→ **Data provided**:
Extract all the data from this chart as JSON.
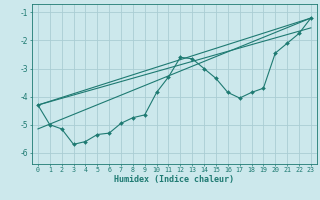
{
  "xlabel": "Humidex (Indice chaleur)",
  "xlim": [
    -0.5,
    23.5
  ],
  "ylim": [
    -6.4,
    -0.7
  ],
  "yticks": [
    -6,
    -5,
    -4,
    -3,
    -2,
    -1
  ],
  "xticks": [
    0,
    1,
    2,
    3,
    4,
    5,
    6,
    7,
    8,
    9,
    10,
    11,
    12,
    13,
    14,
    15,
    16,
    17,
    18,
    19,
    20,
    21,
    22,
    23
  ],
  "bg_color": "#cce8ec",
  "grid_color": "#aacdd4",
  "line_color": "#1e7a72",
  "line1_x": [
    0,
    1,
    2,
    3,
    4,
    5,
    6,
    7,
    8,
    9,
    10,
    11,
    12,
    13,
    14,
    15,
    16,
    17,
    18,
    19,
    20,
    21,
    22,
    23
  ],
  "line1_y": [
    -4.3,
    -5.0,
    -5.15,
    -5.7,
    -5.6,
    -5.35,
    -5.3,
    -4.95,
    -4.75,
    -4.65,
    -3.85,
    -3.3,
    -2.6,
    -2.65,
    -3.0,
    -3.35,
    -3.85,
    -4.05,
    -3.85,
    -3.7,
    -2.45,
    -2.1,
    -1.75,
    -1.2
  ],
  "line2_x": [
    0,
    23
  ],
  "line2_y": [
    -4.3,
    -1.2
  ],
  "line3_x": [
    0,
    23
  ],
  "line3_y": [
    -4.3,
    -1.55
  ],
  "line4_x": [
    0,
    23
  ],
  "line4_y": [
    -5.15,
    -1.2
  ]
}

→ **Given instruction**: Copy every record above exactly, leaving out any pictures.

→ **Task result**:
Extract all the data from this chart as JSON.
{
  "xlabel": "Humidex (Indice chaleur)",
  "xlim": [
    -0.5,
    23.5
  ],
  "ylim": [
    -6.4,
    -0.7
  ],
  "yticks": [
    -6,
    -5,
    -4,
    -3,
    -2,
    -1
  ],
  "xticks": [
    0,
    1,
    2,
    3,
    4,
    5,
    6,
    7,
    8,
    9,
    10,
    11,
    12,
    13,
    14,
    15,
    16,
    17,
    18,
    19,
    20,
    21,
    22,
    23
  ],
  "bg_color": "#cce8ec",
  "grid_color": "#aacdd4",
  "line_color": "#1e7a72",
  "line1_x": [
    0,
    1,
    2,
    3,
    4,
    5,
    6,
    7,
    8,
    9,
    10,
    11,
    12,
    13,
    14,
    15,
    16,
    17,
    18,
    19,
    20,
    21,
    22,
    23
  ],
  "line1_y": [
    -4.3,
    -5.0,
    -5.15,
    -5.7,
    -5.6,
    -5.35,
    -5.3,
    -4.95,
    -4.75,
    -4.65,
    -3.85,
    -3.3,
    -2.6,
    -2.65,
    -3.0,
    -3.35,
    -3.85,
    -4.05,
    -3.85,
    -3.7,
    -2.45,
    -2.1,
    -1.75,
    -1.2
  ],
  "line2_x": [
    0,
    23
  ],
  "line2_y": [
    -4.3,
    -1.2
  ],
  "line3_x": [
    0,
    23
  ],
  "line3_y": [
    -4.3,
    -1.55
  ],
  "line4_x": [
    0,
    23
  ],
  "line4_y": [
    -5.15,
    -1.2
  ]
}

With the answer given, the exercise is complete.